Dataset records on visual material

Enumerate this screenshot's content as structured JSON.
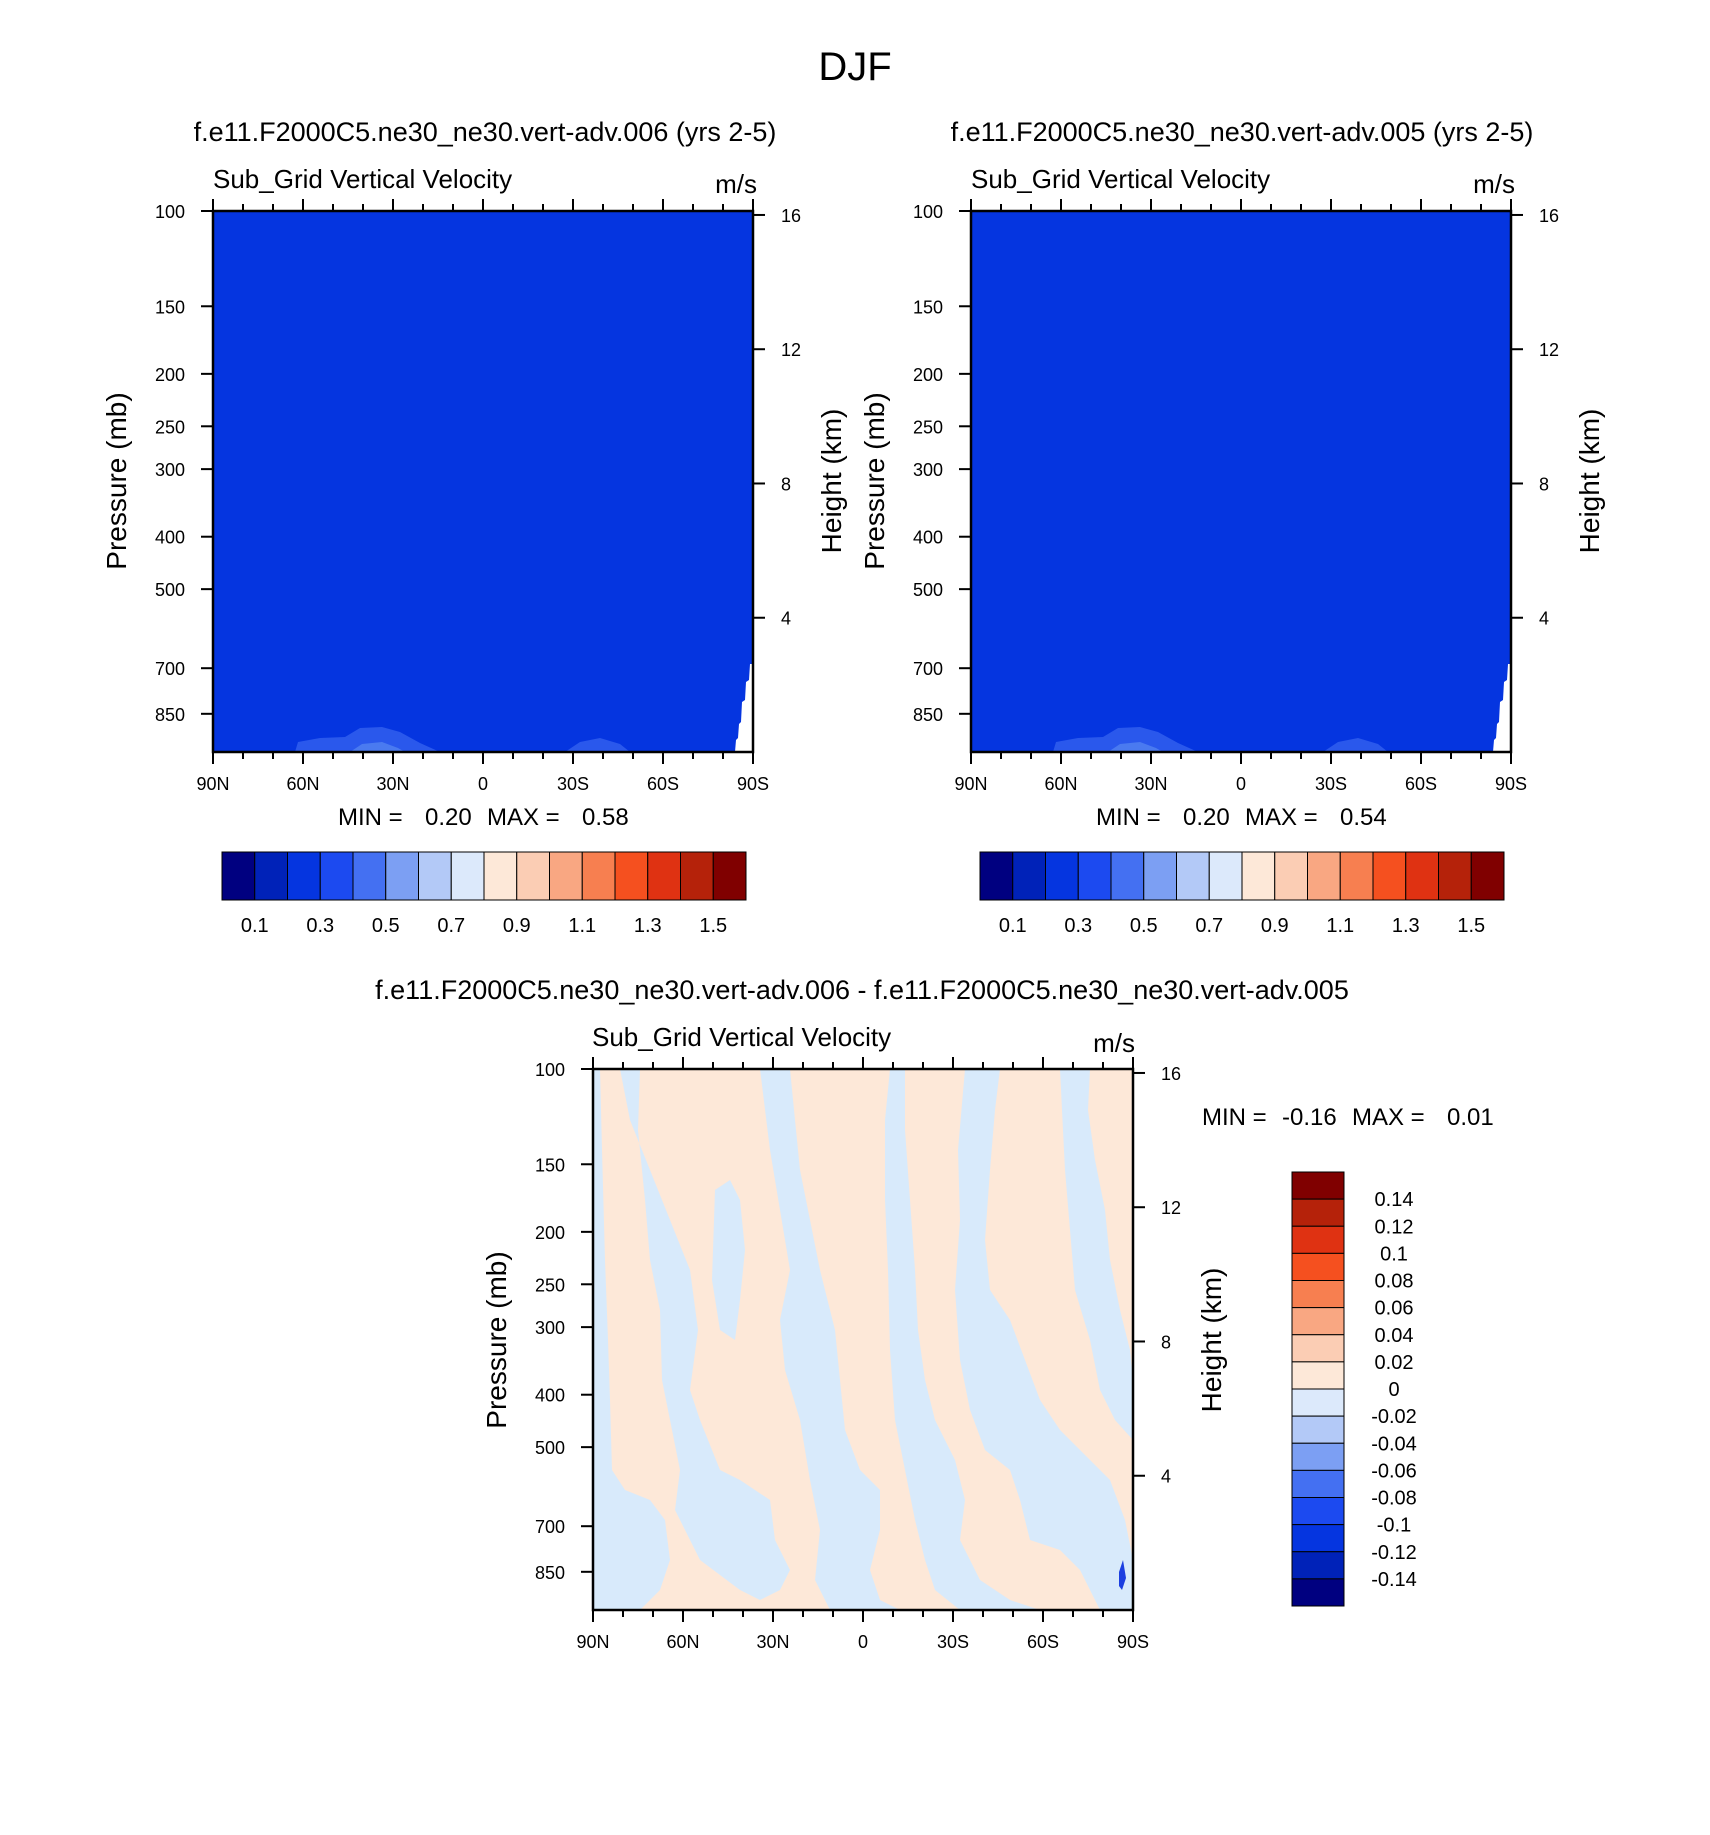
{
  "page_title": "DJF",
  "colors": {
    "background": "#ffffff",
    "field_blue": "#0535e0",
    "field_blue_light": "#2a58ec",
    "field_blue_lighter": "#4a7af0",
    "diff_pos": "#fde8d8",
    "diff_neg": "#d8eafb",
    "diff_neg_strong": "#1c3fe0"
  },
  "shared": {
    "panel_subtitle": "Sub_Grid Vertical Velocity",
    "units": "m/s",
    "ylabel_left": "Pressure (mb)",
    "ylabel_right": "Height (km)",
    "pressure_ticks": [
      "100",
      "150",
      "200",
      "250",
      "300",
      "400",
      "500",
      "700",
      "850"
    ],
    "height_ticks": [
      "16",
      "12",
      "8",
      "4"
    ],
    "lat_ticks": [
      "90N",
      "60N",
      "30N",
      "0",
      "30S",
      "60S",
      "90S"
    ],
    "min_label": "MIN =",
    "max_label": "MAX ="
  },
  "abs_colorbar": {
    "colors": [
      "#000080",
      "#0022b8",
      "#0535e0",
      "#1c4af0",
      "#4470f2",
      "#7c9ff3",
      "#b3c9f7",
      "#dce9fb",
      "#fde8d8",
      "#fbcdb4",
      "#f9a782",
      "#f77f50",
      "#f5501f",
      "#df3212",
      "#b5220a",
      "#800000"
    ],
    "labels": [
      "0.1",
      "0.3",
      "0.5",
      "0.7",
      "0.9",
      "1.1",
      "1.3",
      "1.5"
    ]
  },
  "diff_colorbar": {
    "colors": [
      "#000080",
      "#0022b8",
      "#0535e0",
      "#1c4af0",
      "#4470f2",
      "#7c9ff3",
      "#b3c9f7",
      "#dce9fb",
      "#fde8d8",
      "#fbcdb4",
      "#f9a782",
      "#f77f50",
      "#f5501f",
      "#df3212",
      "#b5220a",
      "#800000"
    ],
    "labels": [
      "0.14",
      "0.12",
      "0.1",
      "0.08",
      "0.06",
      "0.04",
      "0.02",
      "0",
      "-0.02",
      "-0.04",
      "-0.06",
      "-0.08",
      "-0.1",
      "-0.12",
      "-0.14"
    ]
  },
  "chart_data": [
    {
      "type": "heatmap",
      "title": "f.e11.F2000C5.ne30_ne30.vert-adv.006 (yrs 2-5)",
      "subtitle": "Sub_Grid Vertical Velocity",
      "units": "m/s",
      "xlabel": "",
      "ylabel": "Pressure (mb)",
      "ylabel_right": "Height (km)",
      "x_ticks": [
        "90N",
        "60N",
        "30N",
        "0",
        "30S",
        "60S",
        "90S"
      ],
      "y_ticks": [
        100,
        150,
        200,
        250,
        300,
        400,
        500,
        700,
        850
      ],
      "y_scale": "log-pressure",
      "min": "0.20",
      "max": "0.58"
    },
    {
      "type": "heatmap",
      "title": "f.e11.F2000C5.ne30_ne30.vert-adv.005 (yrs 2-5)",
      "subtitle": "Sub_Grid Vertical Velocity",
      "units": "m/s",
      "xlabel": "",
      "ylabel": "Pressure (mb)",
      "ylabel_right": "Height (km)",
      "x_ticks": [
        "90N",
        "60N",
        "30N",
        "0",
        "30S",
        "60S",
        "90S"
      ],
      "y_ticks": [
        100,
        150,
        200,
        250,
        300,
        400,
        500,
        700,
        850
      ],
      "y_scale": "log-pressure",
      "min": "0.20",
      "max": "0.54"
    },
    {
      "type": "heatmap",
      "title": "f.e11.F2000C5.ne30_ne30.vert-adv.006 - f.e11.F2000C5.ne30_ne30.vert-adv.005",
      "subtitle": "Sub_Grid Vertical Velocity",
      "units": "m/s",
      "xlabel": "",
      "ylabel": "Pressure (mb)",
      "ylabel_right": "Height (km)",
      "x_ticks": [
        "90N",
        "60N",
        "30N",
        "0",
        "30S",
        "60S",
        "90S"
      ],
      "y_ticks": [
        100,
        150,
        200,
        250,
        300,
        400,
        500,
        700,
        850
      ],
      "y_scale": "log-pressure",
      "min": "-0.16",
      "max": "0.01"
    }
  ]
}
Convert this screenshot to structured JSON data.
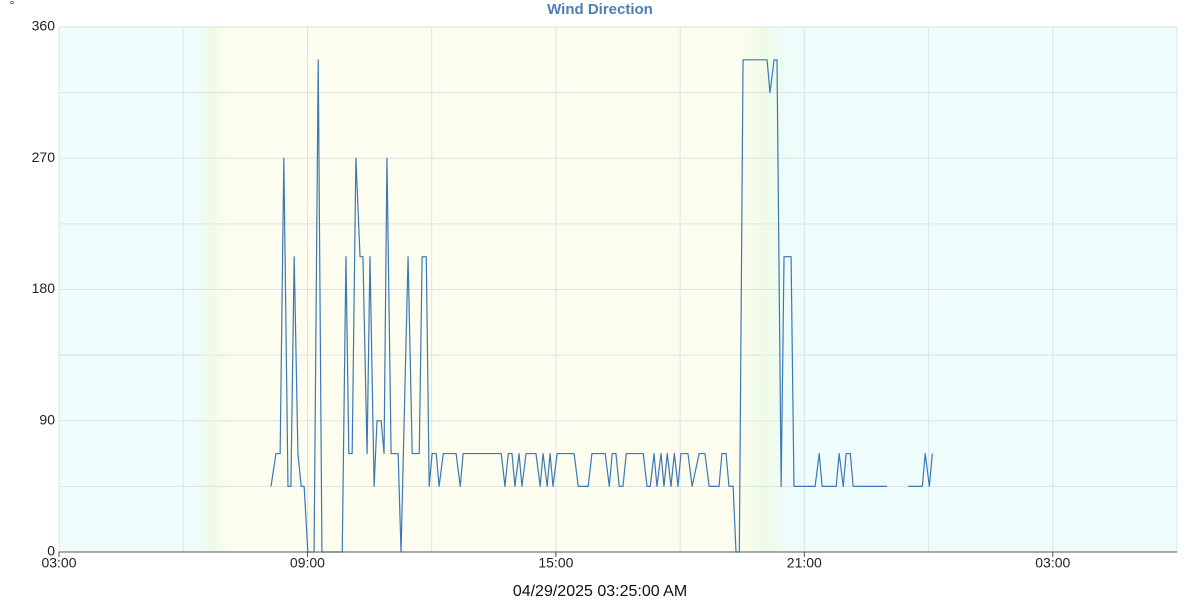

GOAL OF THE EXERCISE ▸ Images do not belong in the copy; reproduce all other parts of the records above verbatim.

SOLUTION TO THIS PROBLEM ▸
Enumerate this screenshot's content as structured JSON.
{
  "page_title": "DJF",
  "colors": {
    "background": "#ffffff",
    "field_blue": "#0535e0",
    "field_blue_light": "#2a58ec",
    "field_blue_lighter": "#4a7af0",
    "diff_pos": "#fde8d8",
    "diff_neg": "#d8eafb",
    "diff_neg_strong": "#1c3fe0"
  },
  "shared": {
    "panel_subtitle": "Sub_Grid Vertical Velocity",
    "units": "m/s",
    "ylabel_left": "Pressure (mb)",
    "ylabel_right": "Height (km)",
    "pressure_ticks": [
      "100",
      "150",
      "200",
      "250",
      "300",
      "400",
      "500",
      "700",
      "850"
    ],
    "height_ticks": [
      "16",
      "12",
      "8",
      "4"
    ],
    "lat_ticks": [
      "90N",
      "60N",
      "30N",
      "0",
      "30S",
      "60S",
      "90S"
    ],
    "min_label": "MIN =",
    "max_label": "MAX ="
  },
  "abs_colorbar": {
    "colors": [
      "#000080",
      "#0022b8",
      "#0535e0",
      "#1c4af0",
      "#4470f2",
      "#7c9ff3",
      "#b3c9f7",
      "#dce9fb",
      "#fde8d8",
      "#fbcdb4",
      "#f9a782",
      "#f77f50",
      "#f5501f",
      "#df3212",
      "#b5220a",
      "#800000"
    ],
    "labels": [
      "0.1",
      "0.3",
      "0.5",
      "0.7",
      "0.9",
      "1.1",
      "1.3",
      "1.5"
    ]
  },
  "diff_colorbar": {
    "colors": [
      "#000080",
      "#0022b8",
      "#0535e0",
      "#1c4af0",
      "#4470f2",
      "#7c9ff3",
      "#b3c9f7",
      "#dce9fb",
      "#fde8d8",
      "#fbcdb4",
      "#f9a782",
      "#f77f50",
      "#f5501f",
      "#df3212",
      "#b5220a",
      "#800000"
    ],
    "labels": [
      "0.14",
      "0.12",
      "0.1",
      "0.08",
      "0.06",
      "0.04",
      "0.02",
      "0",
      "-0.02",
      "-0.04",
      "-0.06",
      "-0.08",
      "-0.1",
      "-0.12",
      "-0.14"
    ]
  },
  "chart_data": [
    {
      "type": "heatmap",
      "title": "f.e11.F2000C5.ne30_ne30.vert-adv.006 (yrs 2-5)",
      "subtitle": "Sub_Grid Vertical Velocity",
      "units": "m/s",
      "xlabel": "",
      "ylabel": "Pressure (mb)",
      "ylabel_right": "Height (km)",
      "x_ticks": [
        "90N",
        "60N",
        "30N",
        "0",
        "30S",
        "60S",
        "90S"
      ],
      "y_ticks": [
        100,
        150,
        200,
        250,
        300,
        400,
        500,
        700,
        850
      ],
      "y_scale": "log-pressure",
      "min": "0.20",
      "max": "0.58"
    },
    {
      "type": "heatmap",
      "title": "f.e11.F2000C5.ne30_ne30.vert-adv.005 (yrs 2-5)",
      "subtitle": "Sub_Grid Vertical Velocity",
      "units": "m/s",
      "xlabel": "",
      "ylabel": "Pressure (mb)",
      "ylabel_right": "Height (km)",
      "x_ticks": [
        "90N",
        "60N",
        "30N",
        "0",
        "30S",
        "60S",
        "90S"
      ],
      "y_ticks": [
        100,
        150,
        200,
        250,
        300,
        400,
        500,
        700,
        850
      ],
      "y_scale": "log-pressure",
      "min": "0.20",
      "max": "0.54"
    },
    {
      "type": "heatmap",
      "title": "f.e11.F2000C5.ne30_ne30.vert-adv.006 - f.e11.F2000C5.ne30_ne30.vert-adv.005",
      "subtitle": "Sub_Grid Vertical Velocity",
      "units": "m/s",
      "xlabel": "",
      "ylabel": "Pressure (mb)",
      "ylabel_right": "Height (km)",
      "x_ticks": [
        "90N",
        "60N",
        "30N",
        "0",
        "30S",
        "60S",
        "90S"
      ],
      "y_ticks": [
        100,
        150,
        200,
        250,
        300,
        400,
        500,
        700,
        850
      ],
      "y_scale": "log-pressure",
      "min": "-0.16",
      "max": "0.01"
    }
  ]
}
Convert this screenshot to structured JSON data.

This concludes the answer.